WHAT YOU WILL DO
In the records below, work out how many lines hold the word "earnings". Report the number alone.

Data tied to figure images:
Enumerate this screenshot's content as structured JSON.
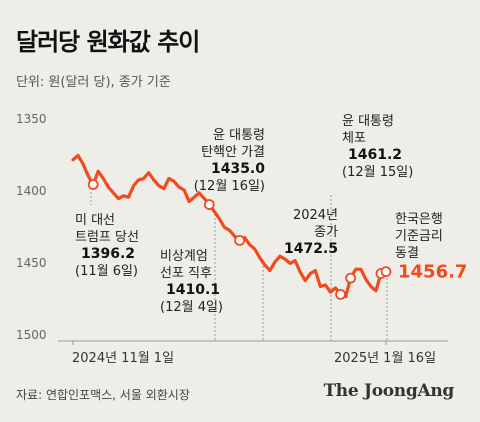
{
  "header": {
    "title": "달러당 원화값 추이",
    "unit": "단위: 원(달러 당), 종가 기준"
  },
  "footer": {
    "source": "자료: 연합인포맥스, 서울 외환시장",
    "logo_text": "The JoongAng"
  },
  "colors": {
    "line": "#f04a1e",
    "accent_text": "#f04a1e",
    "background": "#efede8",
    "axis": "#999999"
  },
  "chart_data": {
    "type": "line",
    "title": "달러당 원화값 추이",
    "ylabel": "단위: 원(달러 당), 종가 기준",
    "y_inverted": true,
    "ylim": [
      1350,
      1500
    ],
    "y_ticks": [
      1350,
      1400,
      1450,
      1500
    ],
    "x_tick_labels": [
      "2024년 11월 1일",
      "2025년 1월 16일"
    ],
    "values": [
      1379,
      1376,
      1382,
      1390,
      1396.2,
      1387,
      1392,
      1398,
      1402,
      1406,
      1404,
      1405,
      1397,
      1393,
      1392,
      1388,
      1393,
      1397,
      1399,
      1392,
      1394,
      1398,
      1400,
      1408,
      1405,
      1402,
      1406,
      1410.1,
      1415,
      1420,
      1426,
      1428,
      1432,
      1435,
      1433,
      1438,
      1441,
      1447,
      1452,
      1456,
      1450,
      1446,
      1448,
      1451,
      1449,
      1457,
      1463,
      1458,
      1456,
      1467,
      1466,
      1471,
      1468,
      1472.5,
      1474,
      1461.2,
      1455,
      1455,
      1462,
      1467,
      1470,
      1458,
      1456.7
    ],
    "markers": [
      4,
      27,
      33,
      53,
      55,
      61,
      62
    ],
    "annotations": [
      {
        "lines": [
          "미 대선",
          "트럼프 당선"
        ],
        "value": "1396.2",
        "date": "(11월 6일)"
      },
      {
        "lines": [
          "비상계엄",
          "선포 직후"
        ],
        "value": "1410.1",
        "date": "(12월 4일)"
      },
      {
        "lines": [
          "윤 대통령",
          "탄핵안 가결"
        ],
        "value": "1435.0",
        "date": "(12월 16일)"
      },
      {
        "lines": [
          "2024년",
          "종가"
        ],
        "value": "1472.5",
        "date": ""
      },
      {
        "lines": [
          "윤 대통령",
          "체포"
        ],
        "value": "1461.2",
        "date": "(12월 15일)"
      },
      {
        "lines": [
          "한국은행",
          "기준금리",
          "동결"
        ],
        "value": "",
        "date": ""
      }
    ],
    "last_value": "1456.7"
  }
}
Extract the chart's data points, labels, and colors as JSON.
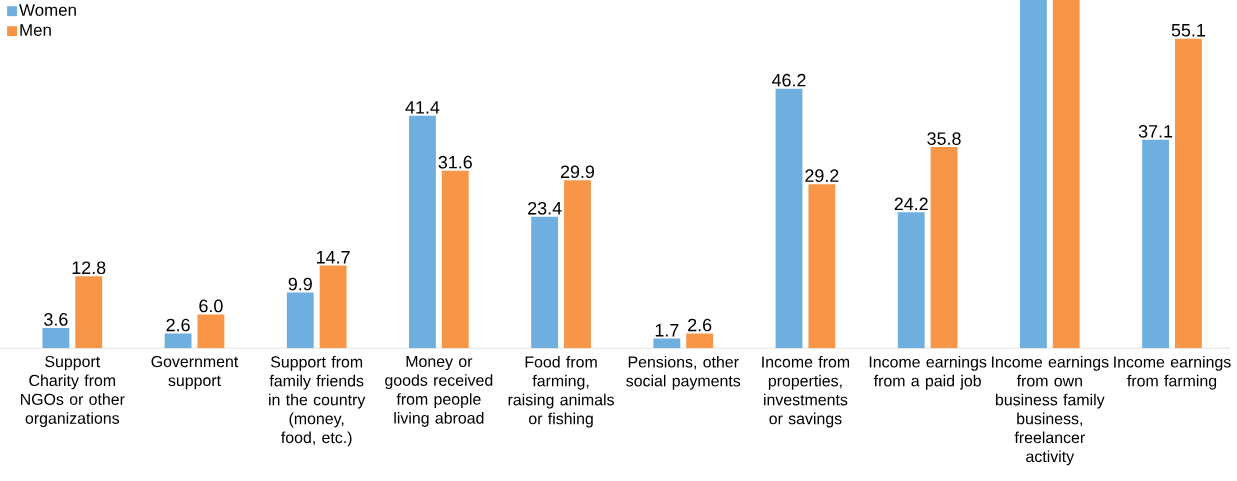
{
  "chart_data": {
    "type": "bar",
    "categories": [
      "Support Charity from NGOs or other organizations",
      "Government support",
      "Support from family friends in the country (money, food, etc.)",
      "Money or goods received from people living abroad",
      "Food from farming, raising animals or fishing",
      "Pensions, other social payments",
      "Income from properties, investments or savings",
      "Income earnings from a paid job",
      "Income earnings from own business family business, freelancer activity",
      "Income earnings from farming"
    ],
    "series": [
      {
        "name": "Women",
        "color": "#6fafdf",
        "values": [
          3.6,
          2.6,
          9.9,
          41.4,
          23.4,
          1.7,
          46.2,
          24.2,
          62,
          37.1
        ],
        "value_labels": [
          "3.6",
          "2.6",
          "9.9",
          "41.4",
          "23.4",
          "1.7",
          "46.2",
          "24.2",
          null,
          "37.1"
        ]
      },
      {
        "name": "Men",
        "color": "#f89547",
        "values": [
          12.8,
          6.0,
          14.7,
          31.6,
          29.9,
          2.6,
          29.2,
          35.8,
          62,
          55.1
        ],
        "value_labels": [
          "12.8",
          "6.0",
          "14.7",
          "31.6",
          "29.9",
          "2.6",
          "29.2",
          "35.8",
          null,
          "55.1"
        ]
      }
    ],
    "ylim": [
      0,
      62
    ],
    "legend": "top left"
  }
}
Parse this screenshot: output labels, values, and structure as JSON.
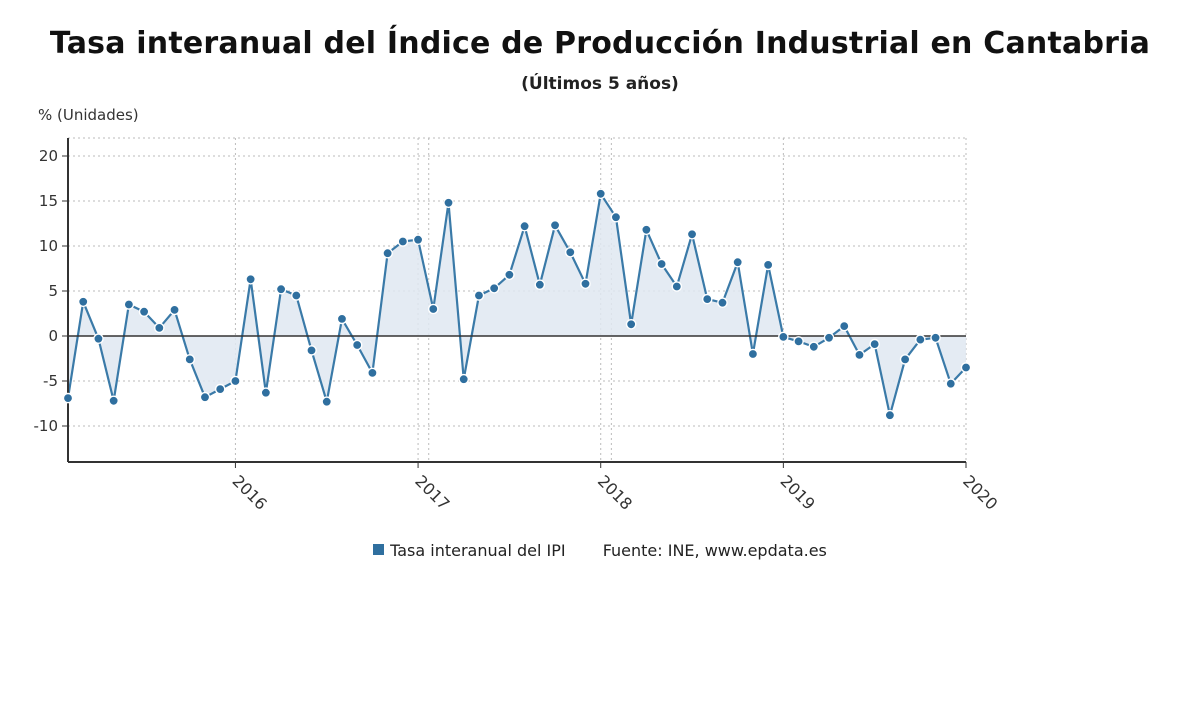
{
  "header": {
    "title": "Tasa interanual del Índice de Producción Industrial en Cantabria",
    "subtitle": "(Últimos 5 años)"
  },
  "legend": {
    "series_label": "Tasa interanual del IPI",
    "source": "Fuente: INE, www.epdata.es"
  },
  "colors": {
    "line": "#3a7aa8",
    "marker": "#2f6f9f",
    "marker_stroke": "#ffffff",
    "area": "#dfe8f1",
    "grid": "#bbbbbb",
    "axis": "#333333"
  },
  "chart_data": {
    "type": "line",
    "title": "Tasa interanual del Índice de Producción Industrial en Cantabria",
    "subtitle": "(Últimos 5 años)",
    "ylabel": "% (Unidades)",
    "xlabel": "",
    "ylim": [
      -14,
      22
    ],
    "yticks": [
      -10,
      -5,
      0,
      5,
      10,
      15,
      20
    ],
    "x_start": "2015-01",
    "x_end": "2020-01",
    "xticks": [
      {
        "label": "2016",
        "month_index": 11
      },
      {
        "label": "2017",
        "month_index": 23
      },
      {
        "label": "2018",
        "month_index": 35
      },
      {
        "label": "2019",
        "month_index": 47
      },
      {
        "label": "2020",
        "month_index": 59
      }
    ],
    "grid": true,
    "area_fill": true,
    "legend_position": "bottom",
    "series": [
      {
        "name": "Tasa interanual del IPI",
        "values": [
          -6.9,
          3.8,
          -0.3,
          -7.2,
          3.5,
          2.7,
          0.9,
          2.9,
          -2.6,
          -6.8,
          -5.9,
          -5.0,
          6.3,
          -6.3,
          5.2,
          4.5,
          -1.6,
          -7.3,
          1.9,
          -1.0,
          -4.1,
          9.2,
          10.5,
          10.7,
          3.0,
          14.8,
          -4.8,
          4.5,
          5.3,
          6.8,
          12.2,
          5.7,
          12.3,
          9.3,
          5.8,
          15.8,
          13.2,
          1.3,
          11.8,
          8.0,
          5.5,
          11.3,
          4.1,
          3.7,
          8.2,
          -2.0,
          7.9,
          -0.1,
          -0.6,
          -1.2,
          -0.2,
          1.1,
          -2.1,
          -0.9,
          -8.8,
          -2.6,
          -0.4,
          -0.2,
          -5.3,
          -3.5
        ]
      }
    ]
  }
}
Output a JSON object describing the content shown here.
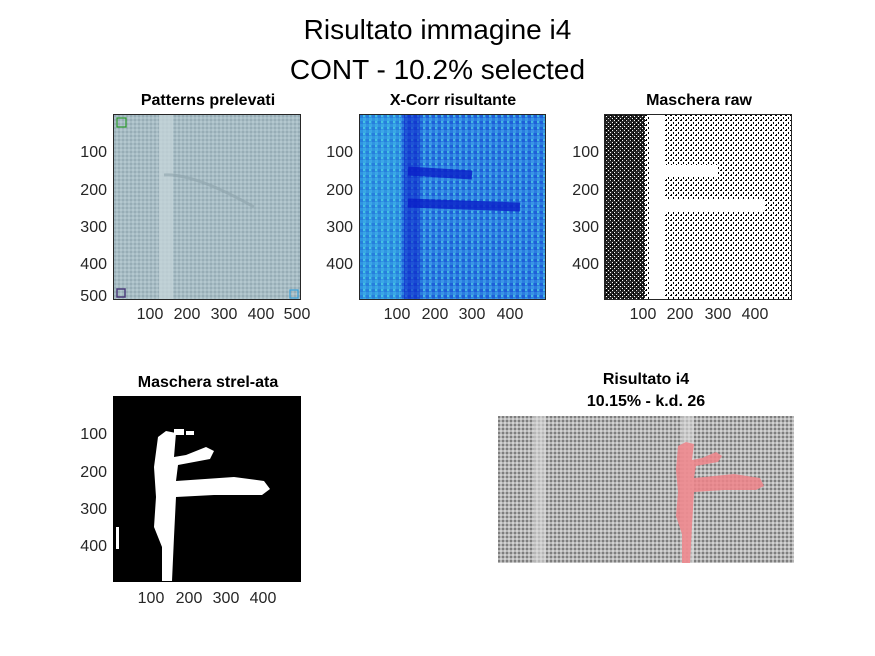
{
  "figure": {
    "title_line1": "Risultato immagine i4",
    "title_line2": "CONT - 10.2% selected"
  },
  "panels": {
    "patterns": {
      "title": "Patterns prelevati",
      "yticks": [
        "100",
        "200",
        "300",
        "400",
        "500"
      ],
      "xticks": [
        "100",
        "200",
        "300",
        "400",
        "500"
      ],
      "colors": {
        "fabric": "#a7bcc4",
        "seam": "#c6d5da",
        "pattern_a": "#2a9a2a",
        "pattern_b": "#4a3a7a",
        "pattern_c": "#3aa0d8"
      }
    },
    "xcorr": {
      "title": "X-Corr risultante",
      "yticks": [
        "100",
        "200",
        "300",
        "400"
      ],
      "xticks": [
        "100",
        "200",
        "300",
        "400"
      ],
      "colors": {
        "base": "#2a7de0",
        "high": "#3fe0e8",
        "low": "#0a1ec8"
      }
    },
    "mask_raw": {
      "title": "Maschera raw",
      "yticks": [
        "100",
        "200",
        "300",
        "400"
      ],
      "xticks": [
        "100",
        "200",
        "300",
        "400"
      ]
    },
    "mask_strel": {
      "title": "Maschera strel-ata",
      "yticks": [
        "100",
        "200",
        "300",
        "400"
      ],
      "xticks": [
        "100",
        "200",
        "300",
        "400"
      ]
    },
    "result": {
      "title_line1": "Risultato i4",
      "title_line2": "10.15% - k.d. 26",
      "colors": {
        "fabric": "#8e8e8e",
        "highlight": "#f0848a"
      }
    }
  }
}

COMPLETE OUTPUT
3